>>>>>
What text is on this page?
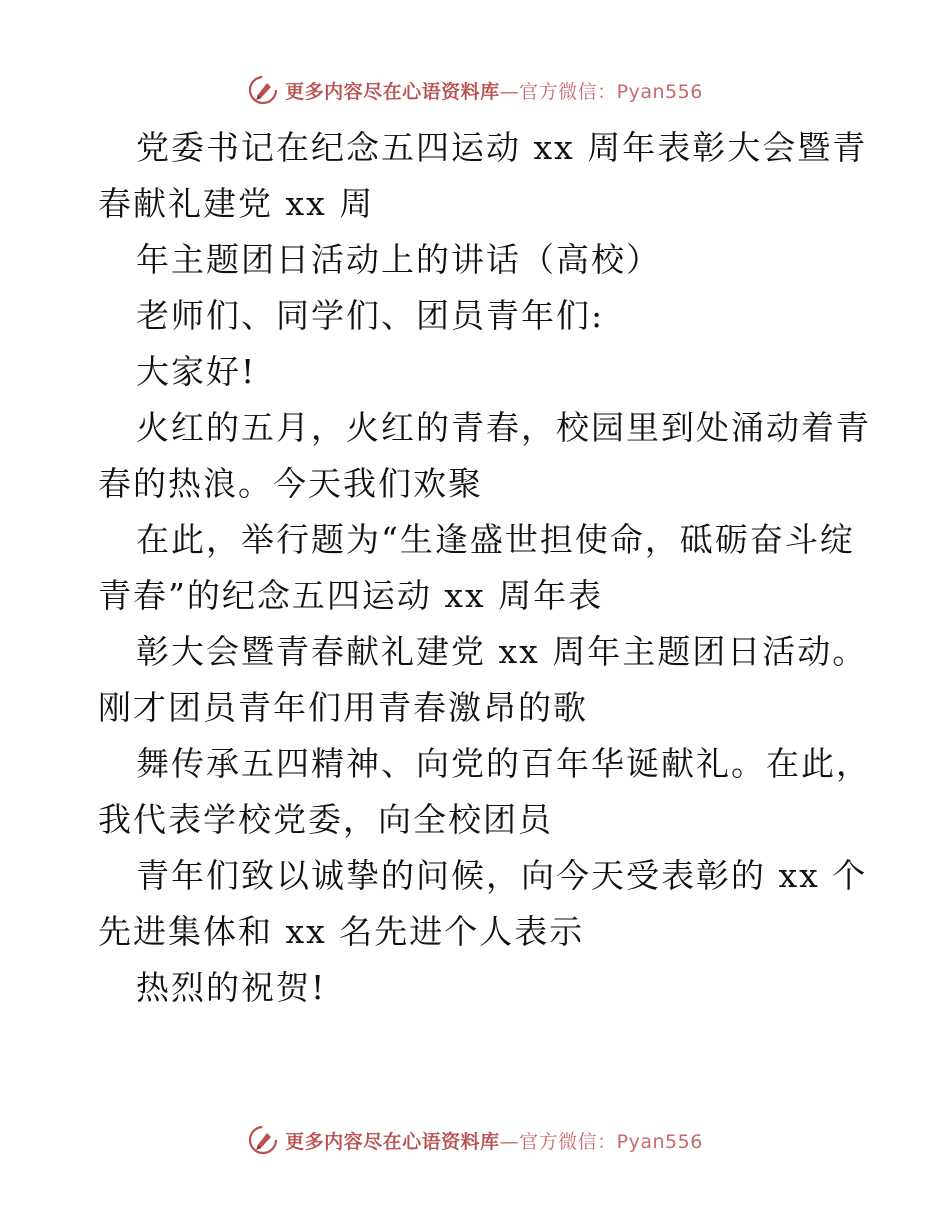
更多内容尽在心语资料库—官方微信：Pyan556
党委书记在纪念五四运动 xx 周年表彰大会暨青
春献礼建党 xx 周
年主题团日活动上的讲话（高校）
老师们、同学们、团员青年们:
大家好!
火红的五月，火红的青春，校园里到处涌动着青
春的热浪。今天我们欢聚
在此，举行题为“生逢盛世担使命，砥砺奋斗绽
青春”的纪念五四运动 xx 周年表
彰大会暨青春献礼建党 xx 周年主题团日活动。
刚才团员青年们用青春激昂的歌
舞传承五四精神、向党的百年华诞献礼。在此，
我代表学校党委，向全校团员
青年们致以诚挚的问候，向今天受表彰的 xx 个
先进集体和 xx 名先进个人表示
热烈的祝贺!
更多内容尽在心语资料库—官方微信：Pyan556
<<<<<
[EXERCISE PROMPT]:
Copy all the lines of data exactly as they appear, dropping any images.

[RESPONSE]:
What text is on this page?
更多内容尽在心语资料库—官方微信：Pyan556
党委书记在纪念五四运动 xx 周年表彰大会暨青
春献礼建党 xx 周
年主题团日活动上的讲话（高校）
老师们、同学们、团员青年们:
大家好!
火红的五月，火红的青春，校园里到处涌动着青
春的热浪。今天我们欢聚
在此，举行题为“生逢盛世担使命，砥砺奋斗绽
青春”的纪念五四运动 xx 周年表
彰大会暨青春献礼建党 xx 周年主题团日活动。
刚才团员青年们用青春激昂的歌
舞传承五四精神、向党的百年华诞献礼。在此，
我代表学校党委，向全校团员
青年们致以诚挚的问候，向今天受表彰的 xx 个
先进集体和 xx 名先进个人表示
热烈的祝贺!
更多内容尽在心语资料库—官方微信：Pyan556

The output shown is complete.